◆ **Short exercise**: Below are the records; locate each line with the word "discs" and copy it.

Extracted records

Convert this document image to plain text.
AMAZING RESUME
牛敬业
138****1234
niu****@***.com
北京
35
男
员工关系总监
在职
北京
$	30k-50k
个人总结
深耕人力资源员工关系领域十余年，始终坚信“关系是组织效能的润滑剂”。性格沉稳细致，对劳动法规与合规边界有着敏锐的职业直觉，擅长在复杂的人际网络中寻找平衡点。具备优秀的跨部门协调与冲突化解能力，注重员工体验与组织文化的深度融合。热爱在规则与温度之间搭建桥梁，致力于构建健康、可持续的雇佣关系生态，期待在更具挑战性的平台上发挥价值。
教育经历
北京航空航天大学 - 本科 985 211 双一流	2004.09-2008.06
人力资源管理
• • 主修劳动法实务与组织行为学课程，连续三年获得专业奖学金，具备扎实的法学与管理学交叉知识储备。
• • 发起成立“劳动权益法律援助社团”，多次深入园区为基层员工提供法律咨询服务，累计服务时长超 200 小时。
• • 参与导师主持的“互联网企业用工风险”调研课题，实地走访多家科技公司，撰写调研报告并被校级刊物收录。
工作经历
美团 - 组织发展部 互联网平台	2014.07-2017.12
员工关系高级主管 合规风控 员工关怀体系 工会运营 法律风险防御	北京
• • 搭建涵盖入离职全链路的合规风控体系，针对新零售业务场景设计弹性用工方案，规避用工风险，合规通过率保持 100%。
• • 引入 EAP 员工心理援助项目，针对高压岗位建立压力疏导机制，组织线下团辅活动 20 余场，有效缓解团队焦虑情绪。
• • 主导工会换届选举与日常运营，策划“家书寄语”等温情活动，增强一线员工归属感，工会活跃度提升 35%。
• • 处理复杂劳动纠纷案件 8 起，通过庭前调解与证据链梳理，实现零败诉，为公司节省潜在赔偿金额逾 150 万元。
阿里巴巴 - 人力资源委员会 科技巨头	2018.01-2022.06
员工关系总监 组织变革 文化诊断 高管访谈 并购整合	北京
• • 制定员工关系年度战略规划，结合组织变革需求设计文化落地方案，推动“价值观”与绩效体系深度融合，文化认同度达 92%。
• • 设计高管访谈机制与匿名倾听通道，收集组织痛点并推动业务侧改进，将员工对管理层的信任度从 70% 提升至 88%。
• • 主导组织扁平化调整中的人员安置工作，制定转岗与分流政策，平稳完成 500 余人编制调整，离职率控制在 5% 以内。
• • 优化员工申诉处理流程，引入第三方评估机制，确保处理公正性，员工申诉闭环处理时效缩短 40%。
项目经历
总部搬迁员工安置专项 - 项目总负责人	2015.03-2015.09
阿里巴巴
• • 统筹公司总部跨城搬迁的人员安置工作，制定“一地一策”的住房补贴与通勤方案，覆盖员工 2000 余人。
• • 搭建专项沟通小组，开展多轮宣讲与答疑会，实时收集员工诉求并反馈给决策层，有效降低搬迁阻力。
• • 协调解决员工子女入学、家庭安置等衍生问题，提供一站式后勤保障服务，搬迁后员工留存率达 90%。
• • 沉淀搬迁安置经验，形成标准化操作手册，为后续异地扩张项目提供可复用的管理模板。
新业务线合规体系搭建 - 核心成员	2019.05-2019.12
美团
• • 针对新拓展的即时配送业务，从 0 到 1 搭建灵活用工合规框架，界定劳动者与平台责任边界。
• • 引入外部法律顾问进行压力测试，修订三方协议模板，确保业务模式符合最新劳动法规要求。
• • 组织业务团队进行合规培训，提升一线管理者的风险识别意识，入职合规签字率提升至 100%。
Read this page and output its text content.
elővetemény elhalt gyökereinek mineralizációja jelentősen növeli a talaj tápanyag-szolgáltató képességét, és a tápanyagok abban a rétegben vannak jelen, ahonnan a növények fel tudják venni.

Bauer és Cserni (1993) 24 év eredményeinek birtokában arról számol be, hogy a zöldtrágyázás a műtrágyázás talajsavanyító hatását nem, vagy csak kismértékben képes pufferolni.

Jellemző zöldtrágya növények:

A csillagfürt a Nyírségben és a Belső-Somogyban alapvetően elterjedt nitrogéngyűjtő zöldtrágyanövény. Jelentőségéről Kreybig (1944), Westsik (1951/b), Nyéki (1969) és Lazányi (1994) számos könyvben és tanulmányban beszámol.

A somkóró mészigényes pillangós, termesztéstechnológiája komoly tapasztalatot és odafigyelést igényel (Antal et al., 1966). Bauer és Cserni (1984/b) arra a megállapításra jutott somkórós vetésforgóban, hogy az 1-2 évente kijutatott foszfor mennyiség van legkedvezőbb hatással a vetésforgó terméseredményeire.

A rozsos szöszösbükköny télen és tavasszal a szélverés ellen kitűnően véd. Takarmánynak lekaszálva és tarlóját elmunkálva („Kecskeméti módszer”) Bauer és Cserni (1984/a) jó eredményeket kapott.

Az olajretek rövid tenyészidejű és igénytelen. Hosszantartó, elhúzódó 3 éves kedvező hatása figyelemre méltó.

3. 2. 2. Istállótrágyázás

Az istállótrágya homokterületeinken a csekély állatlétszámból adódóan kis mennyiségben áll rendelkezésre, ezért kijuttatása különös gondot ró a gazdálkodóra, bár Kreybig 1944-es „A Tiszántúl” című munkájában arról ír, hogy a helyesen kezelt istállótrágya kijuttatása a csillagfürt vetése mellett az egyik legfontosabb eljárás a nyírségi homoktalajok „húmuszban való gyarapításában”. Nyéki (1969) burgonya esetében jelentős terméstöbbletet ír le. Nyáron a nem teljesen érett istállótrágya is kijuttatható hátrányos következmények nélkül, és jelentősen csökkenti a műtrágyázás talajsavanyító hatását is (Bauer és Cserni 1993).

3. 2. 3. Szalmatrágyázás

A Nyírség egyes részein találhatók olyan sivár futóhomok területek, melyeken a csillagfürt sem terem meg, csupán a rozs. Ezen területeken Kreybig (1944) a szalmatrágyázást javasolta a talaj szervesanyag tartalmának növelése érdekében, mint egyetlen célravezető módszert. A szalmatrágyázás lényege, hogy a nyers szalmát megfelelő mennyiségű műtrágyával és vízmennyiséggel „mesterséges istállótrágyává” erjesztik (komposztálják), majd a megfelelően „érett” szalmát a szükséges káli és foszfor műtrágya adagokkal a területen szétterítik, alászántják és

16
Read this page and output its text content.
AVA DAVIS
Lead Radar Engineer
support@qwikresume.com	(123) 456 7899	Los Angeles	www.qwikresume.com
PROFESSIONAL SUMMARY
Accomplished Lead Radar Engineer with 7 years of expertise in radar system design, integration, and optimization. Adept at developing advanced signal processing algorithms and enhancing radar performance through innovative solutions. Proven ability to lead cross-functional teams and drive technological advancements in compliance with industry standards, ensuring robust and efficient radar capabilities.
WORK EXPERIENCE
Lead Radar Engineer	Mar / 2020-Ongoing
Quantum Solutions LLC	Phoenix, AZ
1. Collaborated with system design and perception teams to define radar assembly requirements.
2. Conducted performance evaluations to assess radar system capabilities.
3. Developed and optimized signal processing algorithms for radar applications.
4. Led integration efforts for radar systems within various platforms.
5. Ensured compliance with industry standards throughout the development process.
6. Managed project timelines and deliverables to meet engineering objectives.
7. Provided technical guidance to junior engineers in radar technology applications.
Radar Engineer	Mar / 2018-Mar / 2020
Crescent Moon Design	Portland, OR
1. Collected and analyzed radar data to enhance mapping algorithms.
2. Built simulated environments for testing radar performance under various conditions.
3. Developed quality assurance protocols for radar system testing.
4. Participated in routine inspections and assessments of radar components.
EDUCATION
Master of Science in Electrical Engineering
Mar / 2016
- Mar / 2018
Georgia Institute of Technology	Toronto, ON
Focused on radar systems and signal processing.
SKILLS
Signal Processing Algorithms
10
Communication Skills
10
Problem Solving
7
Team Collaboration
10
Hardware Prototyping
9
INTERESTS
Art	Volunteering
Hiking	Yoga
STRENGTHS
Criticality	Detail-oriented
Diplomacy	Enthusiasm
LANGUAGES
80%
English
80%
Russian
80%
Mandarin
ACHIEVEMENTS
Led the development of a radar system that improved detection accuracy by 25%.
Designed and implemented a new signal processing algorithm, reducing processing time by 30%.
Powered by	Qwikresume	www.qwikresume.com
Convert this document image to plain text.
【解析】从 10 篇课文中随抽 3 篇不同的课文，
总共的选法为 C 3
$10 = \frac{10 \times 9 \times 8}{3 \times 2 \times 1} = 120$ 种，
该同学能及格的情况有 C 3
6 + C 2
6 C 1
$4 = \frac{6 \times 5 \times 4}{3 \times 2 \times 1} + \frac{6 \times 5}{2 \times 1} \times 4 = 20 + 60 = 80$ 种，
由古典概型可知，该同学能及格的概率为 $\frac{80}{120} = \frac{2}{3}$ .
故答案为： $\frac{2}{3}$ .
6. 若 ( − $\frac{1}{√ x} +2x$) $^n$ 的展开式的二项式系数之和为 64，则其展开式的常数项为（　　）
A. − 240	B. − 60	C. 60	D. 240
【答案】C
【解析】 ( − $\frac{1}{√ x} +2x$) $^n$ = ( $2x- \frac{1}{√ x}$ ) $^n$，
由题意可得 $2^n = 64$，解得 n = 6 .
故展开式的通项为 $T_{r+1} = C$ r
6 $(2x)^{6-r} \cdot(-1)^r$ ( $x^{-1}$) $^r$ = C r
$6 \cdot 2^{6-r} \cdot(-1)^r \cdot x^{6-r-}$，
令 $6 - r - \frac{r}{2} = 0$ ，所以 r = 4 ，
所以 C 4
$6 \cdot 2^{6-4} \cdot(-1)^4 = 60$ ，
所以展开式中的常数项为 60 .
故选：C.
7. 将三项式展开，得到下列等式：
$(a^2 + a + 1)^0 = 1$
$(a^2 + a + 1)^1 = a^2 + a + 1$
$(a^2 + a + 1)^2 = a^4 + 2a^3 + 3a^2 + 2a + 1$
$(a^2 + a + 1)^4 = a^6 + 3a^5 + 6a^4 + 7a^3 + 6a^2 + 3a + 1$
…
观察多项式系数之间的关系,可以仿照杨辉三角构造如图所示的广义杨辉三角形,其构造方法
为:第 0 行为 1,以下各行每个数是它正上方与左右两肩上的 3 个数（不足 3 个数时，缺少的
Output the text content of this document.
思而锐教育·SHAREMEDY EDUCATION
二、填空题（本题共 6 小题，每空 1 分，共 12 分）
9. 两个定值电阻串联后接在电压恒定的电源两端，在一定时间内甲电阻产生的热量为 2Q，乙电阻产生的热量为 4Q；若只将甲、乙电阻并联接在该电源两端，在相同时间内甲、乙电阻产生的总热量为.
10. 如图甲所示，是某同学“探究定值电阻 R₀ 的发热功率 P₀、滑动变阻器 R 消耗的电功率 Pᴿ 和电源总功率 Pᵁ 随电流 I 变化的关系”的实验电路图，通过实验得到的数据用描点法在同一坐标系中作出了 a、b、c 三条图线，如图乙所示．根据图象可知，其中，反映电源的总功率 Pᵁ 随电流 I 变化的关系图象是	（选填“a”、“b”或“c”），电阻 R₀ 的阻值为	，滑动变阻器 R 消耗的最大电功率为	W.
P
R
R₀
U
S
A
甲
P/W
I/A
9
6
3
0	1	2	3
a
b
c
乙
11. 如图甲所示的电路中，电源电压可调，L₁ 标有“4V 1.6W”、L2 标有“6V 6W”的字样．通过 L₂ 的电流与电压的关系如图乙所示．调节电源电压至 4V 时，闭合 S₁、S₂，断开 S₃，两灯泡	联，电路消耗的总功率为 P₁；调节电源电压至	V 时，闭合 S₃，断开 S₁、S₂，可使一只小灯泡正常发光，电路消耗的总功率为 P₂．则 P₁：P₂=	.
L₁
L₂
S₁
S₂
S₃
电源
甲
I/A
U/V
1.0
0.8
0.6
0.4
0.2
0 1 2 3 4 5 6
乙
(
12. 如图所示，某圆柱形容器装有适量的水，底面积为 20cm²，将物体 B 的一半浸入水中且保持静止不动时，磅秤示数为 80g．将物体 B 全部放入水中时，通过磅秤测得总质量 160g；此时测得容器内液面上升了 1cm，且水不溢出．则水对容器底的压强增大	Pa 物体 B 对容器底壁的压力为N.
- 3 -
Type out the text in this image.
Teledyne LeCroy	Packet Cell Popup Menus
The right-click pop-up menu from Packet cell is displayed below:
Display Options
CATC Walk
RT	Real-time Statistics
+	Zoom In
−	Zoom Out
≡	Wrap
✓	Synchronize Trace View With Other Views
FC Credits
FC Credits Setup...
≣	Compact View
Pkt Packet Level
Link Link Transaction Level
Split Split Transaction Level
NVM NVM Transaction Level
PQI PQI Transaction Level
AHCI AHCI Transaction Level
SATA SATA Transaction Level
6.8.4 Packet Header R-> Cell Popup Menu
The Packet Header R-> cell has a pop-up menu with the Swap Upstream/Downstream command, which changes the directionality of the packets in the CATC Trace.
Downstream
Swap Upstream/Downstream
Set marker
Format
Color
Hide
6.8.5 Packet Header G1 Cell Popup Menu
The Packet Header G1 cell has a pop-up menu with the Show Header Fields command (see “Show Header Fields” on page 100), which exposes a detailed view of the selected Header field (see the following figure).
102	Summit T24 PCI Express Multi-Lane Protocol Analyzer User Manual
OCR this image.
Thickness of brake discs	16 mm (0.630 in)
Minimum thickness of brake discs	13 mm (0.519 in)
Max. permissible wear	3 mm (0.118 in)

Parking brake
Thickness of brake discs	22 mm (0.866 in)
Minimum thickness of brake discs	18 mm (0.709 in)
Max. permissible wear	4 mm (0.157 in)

◆ **Correct result**:
Thickness of brake discs	16 mm (0.630 in)
Minimum thickness of brake discs	13 mm (0.519 in)
Thickness of brake discs	22 mm (0.866 in)
Minimum thickness of brake discs	18 mm (0.709 in)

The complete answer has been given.